__Your instructions__: Leaving the pictures aside, transcribe every line below exactly.
— START The input —
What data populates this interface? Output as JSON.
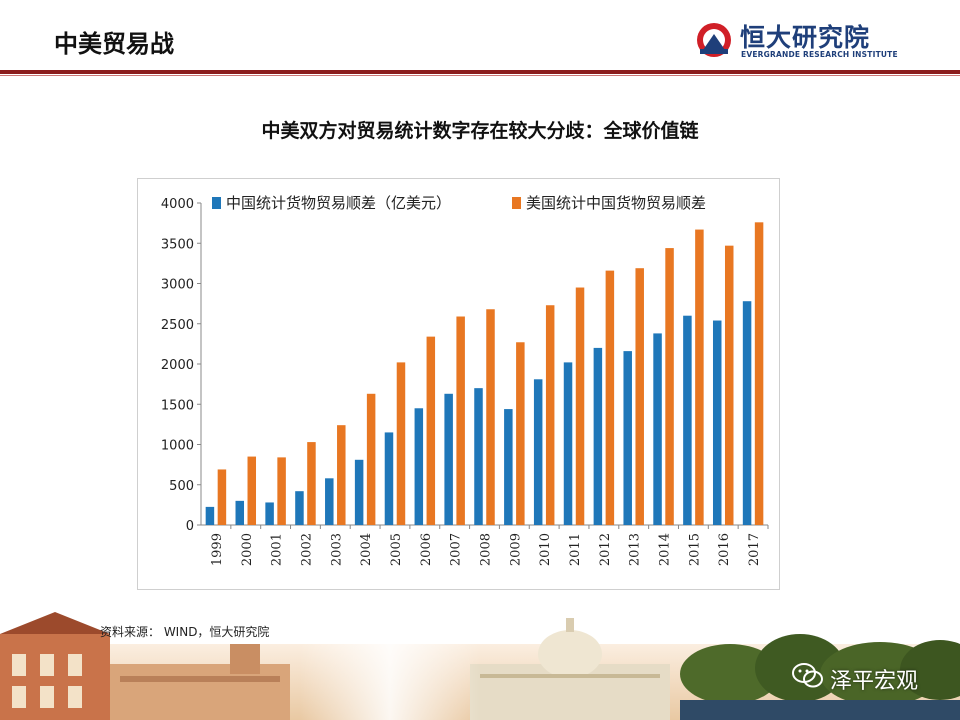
{
  "header": {
    "title": "中美贸易战",
    "logo_name": "恒大研究院",
    "logo_sub": "EVERGRANDE RESEARCH INSTITUTE"
  },
  "source": "资料来源： WIND，恒大研究院",
  "watermark": "泽平宏观",
  "colors": {
    "header_rule": "#8b1d1d",
    "series_china": "#1f77b9",
    "series_us": "#e87722"
  },
  "chart_data": {
    "type": "bar",
    "title": "中美双方对贸易统计数字存在较大分歧：全球价值链",
    "xlabel": "",
    "ylabel": "",
    "ylim": [
      0,
      4000
    ],
    "yticks": [
      "0",
      "500",
      "1000",
      "1500",
      "2000",
      "2500",
      "3000",
      "3500",
      "4000"
    ],
    "categories": [
      "1999",
      "2000",
      "2001",
      "2002",
      "2003",
      "2004",
      "2005",
      "2006",
      "2007",
      "2008",
      "2009",
      "2010",
      "2011",
      "2012",
      "2013",
      "2014",
      "2015",
      "2016",
      "2017"
    ],
    "series": [
      {
        "name": "中国统计货物贸易顺差（亿美元）",
        "values": [
          225,
          300,
          280,
          420,
          580,
          810,
          1150,
          1450,
          1630,
          1700,
          1440,
          1810,
          2020,
          2200,
          2160,
          2380,
          2600,
          2540,
          2780
        ]
      },
      {
        "name": "美国统计中国货物贸易顺差",
        "values": [
          690,
          850,
          840,
          1030,
          1240,
          1630,
          2020,
          2340,
          2590,
          2680,
          2270,
          2730,
          2950,
          3160,
          3190,
          3440,
          3670,
          3470,
          3760
        ]
      }
    ],
    "grid": false,
    "legend": "top"
  }
}
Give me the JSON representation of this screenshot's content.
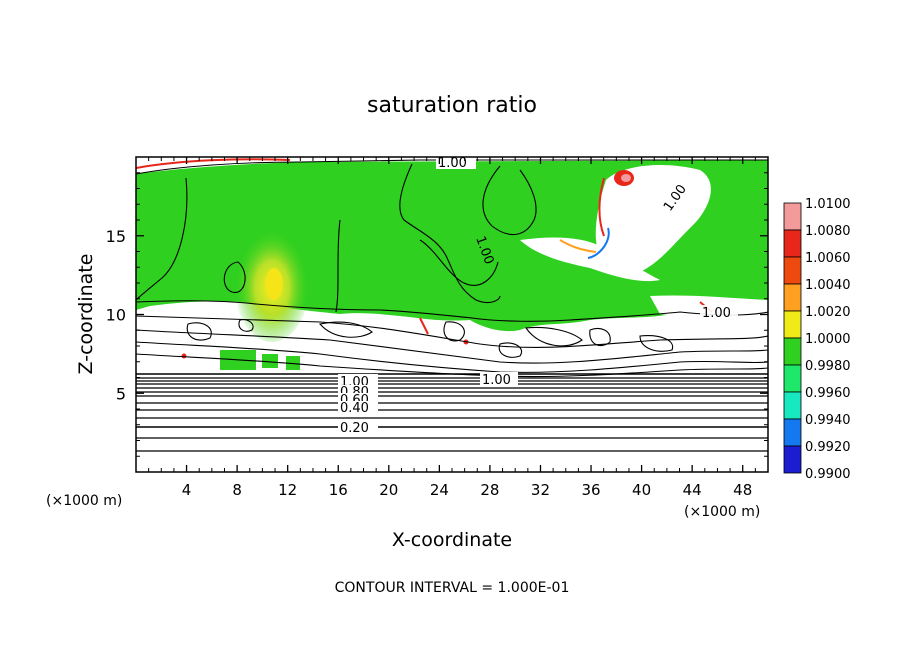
{
  "chart_data": {
    "type": "heatmap",
    "title": "saturation ratio",
    "xlabel": "X-coordinate",
    "ylabel": "Z-coordinate",
    "x_units_left": "(×1000 m)",
    "x_units_right": "(×1000 m)",
    "xlim": [
      0,
      50
    ],
    "ylim": [
      0,
      20
    ],
    "x_ticks": [
      4,
      8,
      12,
      16,
      20,
      24,
      28,
      32,
      36,
      40,
      44,
      48
    ],
    "y_ticks": [
      5,
      10,
      15
    ],
    "colorbar": {
      "levels": [
        "1.0100",
        "1.0080",
        "1.0060",
        "1.0040",
        "1.0020",
        "1.0000",
        "0.9980",
        "0.9960",
        "0.9940",
        "0.9920",
        "0.9900"
      ],
      "colors": [
        "#f39a9a",
        "#e8261a",
        "#ee4a10",
        "#ffa020",
        "#f0ea18",
        "#2fd020",
        "#1ee86a",
        "#18e8c0",
        "#1478ee",
        "#1c1cd0",
        "#3a1496"
      ]
    },
    "contour_labels": [
      "1.00",
      "1.00",
      "1.00",
      "1.00",
      "1.00",
      "1.00",
      "0.80",
      "0.60",
      "0.40",
      "0.20"
    ],
    "contour_interval": "CONTOUR INTERVAL = 1.000E-01"
  }
}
— END The input —
__Response for this exercise__:
What data populates this interface? Output as JSON.
{
  "header": {
    "title": "中美贸易战",
    "logo_name": "恒大研究院",
    "logo_sub": "EVERGRANDE RESEARCH INSTITUTE"
  },
  "source": "资料来源： WIND，恒大研究院",
  "watermark": "泽平宏观",
  "colors": {
    "header_rule": "#8b1d1d",
    "series_china": "#1f77b9",
    "series_us": "#e87722"
  },
  "chart_data": {
    "type": "bar",
    "title": "中美双方对贸易统计数字存在较大分歧：全球价值链",
    "xlabel": "",
    "ylabel": "",
    "ylim": [
      0,
      4000
    ],
    "yticks": [
      "0",
      "500",
      "1000",
      "1500",
      "2000",
      "2500",
      "3000",
      "3500",
      "4000"
    ],
    "categories": [
      "1999",
      "2000",
      "2001",
      "2002",
      "2003",
      "2004",
      "2005",
      "2006",
      "2007",
      "2008",
      "2009",
      "2010",
      "2011",
      "2012",
      "2013",
      "2014",
      "2015",
      "2016",
      "2017"
    ],
    "series": [
      {
        "name": "中国统计货物贸易顺差（亿美元）",
        "values": [
          225,
          300,
          280,
          420,
          580,
          810,
          1150,
          1450,
          1630,
          1700,
          1440,
          1810,
          2020,
          2200,
          2160,
          2380,
          2600,
          2540,
          2780
        ]
      },
      {
        "name": "美国统计中国货物贸易顺差",
        "values": [
          690,
          850,
          840,
          1030,
          1240,
          1630,
          2020,
          2340,
          2590,
          2680,
          2270,
          2730,
          2950,
          3160,
          3190,
          3440,
          3670,
          3470,
          3760
        ]
      }
    ],
    "grid": false,
    "legend": "top"
  }
}
Give me the JSON representation of this screenshot's content.
{
  "chart_data": {
    "type": "heatmap",
    "title": "saturation ratio",
    "xlabel": "X-coordinate",
    "ylabel": "Z-coordinate",
    "x_units_left": "(×1000 m)",
    "x_units_right": "(×1000 m)",
    "xlim": [
      0,
      50
    ],
    "ylim": [
      0,
      20
    ],
    "x_ticks": [
      4,
      8,
      12,
      16,
      20,
      24,
      28,
      32,
      36,
      40,
      44,
      48
    ],
    "y_ticks": [
      5,
      10,
      15
    ],
    "colorbar": {
      "levels": [
        "1.0100",
        "1.0080",
        "1.0060",
        "1.0040",
        "1.0020",
        "1.0000",
        "0.9980",
        "0.9960",
        "0.9940",
        "0.9920",
        "0.9900"
      ],
      "colors": [
        "#f39a9a",
        "#e8261a",
        "#ee4a10",
        "#ffa020",
        "#f0ea18",
        "#2fd020",
        "#1ee86a",
        "#18e8c0",
        "#1478ee",
        "#1c1cd0",
        "#3a1496"
      ]
    },
    "contour_labels": [
      "1.00",
      "1.00",
      "1.00",
      "1.00",
      "1.00",
      "1.00",
      "0.80",
      "0.60",
      "0.40",
      "0.20"
    ],
    "contour_interval": "CONTOUR INTERVAL = 1.000E-01"
  }
}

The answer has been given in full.